- _SHORT TASK_: Extract each line containing the string "Субсидии".
* start *
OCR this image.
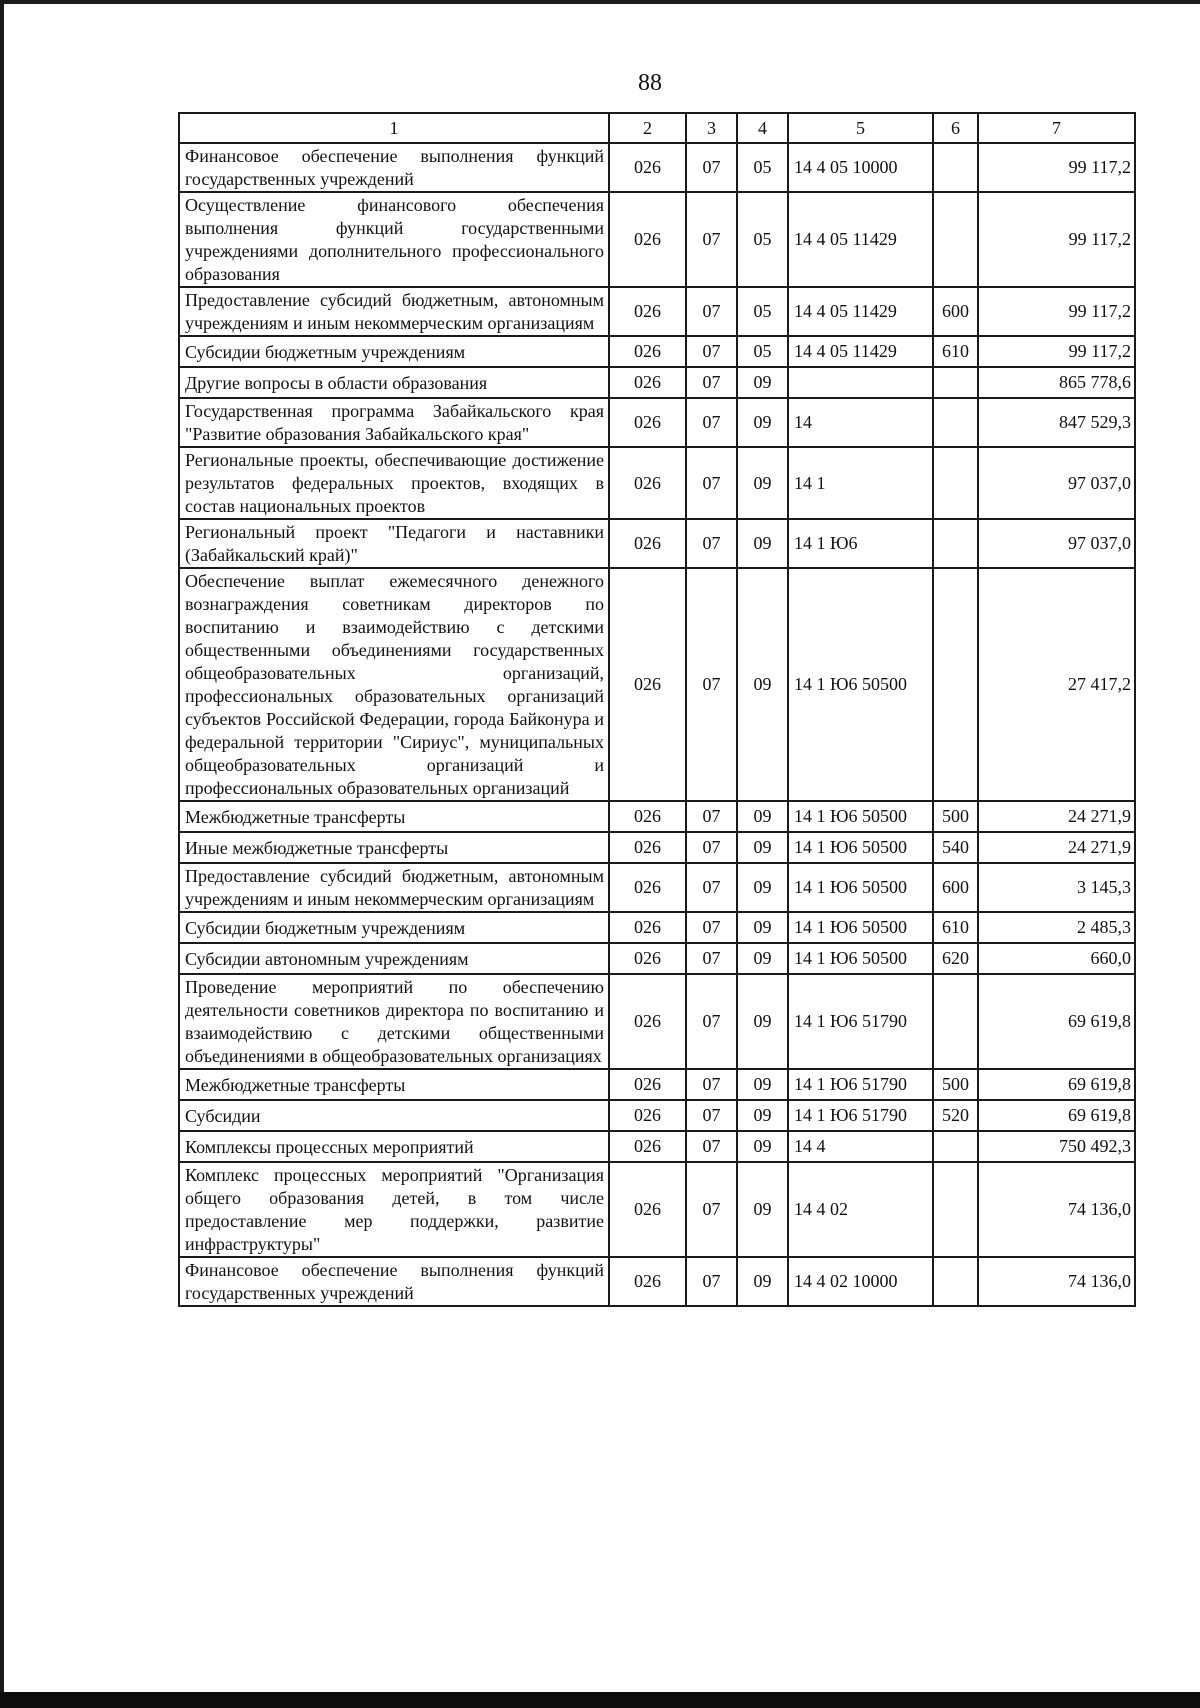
88
1	2	3	4	5	6	7
Финансовое обеспечение выполнения функций государственных учреждений	026	07	05	14 4 05 10000		99 117,2
Осуществление финансового обеспечения выполнения функций государственными учреждениями дополнительного профессионального образования	026	07	05	14 4 05 11429		99 117,2
Предоставление субсидий бюджетным, автономным учреждениям и иным некоммерческим организациям	026	07	05	14 4 05 11429	600	99 117,2
Субсидии бюджетным учреждениям	026	07	05	14 4 05 11429	610	99 117,2
Другие вопросы в области образования	026	07	09			865 778,6
Государственная программа Забайкальского края "Развитие образования Забайкальского края"	026	07	09	14		847 529,3
Региональные проекты, обеспечивающие достижение результатов федеральных проектов, входящих в состав национальных проектов	026	07	09	14 1		97 037,0
Региональный проект "Педагоги и наставники (Забайкальский край)"	026	07	09	14 1 Ю6		97 037,0
Обеспечение выплат ежемесячного денежного вознаграждения советникам директоров по воспитанию и взаимодействию с детскими общественными объединениями государственных общеобразовательных организаций, профессиональных образовательных организаций субъектов Российской Федерации, города Байконура и федеральной территории "Сириус", муниципальных общеобразовательных организаций и профессиональных образовательных организаций	026	07	09	14 1 Ю6 50500		27 417,2
Межбюджетные трансферты	026	07	09	14 1 Ю6 50500	500	24 271,9
Иные межбюджетные трансферты	026	07	09	14 1 Ю6 50500	540	24 271,9
Предоставление субсидий бюджетным, автономным учреждениям и иным некоммерческим организациям	026	07	09	14 1 Ю6 50500	600	3 145,3
Субсидии бюджетным учреждениям	026	07	09	14 1 Ю6 50500	610	2 485,3
Субсидии автономным учреждениям	026	07	09	14 1 Ю6 50500	620	660,0
Проведение мероприятий по обеспечению деятельности советников директора по воспитанию и взаимодействию с детскими общественными объединениями в общеобразовательных организациях	026	07	09	14 1 Ю6 51790		69 619,8
Межбюджетные трансферты	026	07	09	14 1 Ю6 51790	500	69 619,8
Субсидии	026	07	09	14 1 Ю6 51790	520	69 619,8
Комплексы процессных мероприятий	026	07	09	14 4		750 492,3
Комплекс процессных мероприятий "Организация общего образования детей, в том числе предоставление мер поддержки, развитие инфраструктуры"	026	07	09	14 4 02		74 136,0
Финансовое обеспечение выполнения функций государственных учреждений	026	07	09	14 4 02 10000		74 136,0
* end *
- _RESULT OF THIS EXERCISE_:
Субсидии бюджетным учреждениям	026	07	05	14 4 05 11429	610	99 117,2
Субсидии бюджетным учреждениям	026	07	09	14 1 Ю6 50500	610	2 485,3
Субсидии автономным учреждениям	026	07	09	14 1 Ю6 50500	620	660,0
Субсидии	026	07	09	14 1 Ю6 51790	520	69 619,8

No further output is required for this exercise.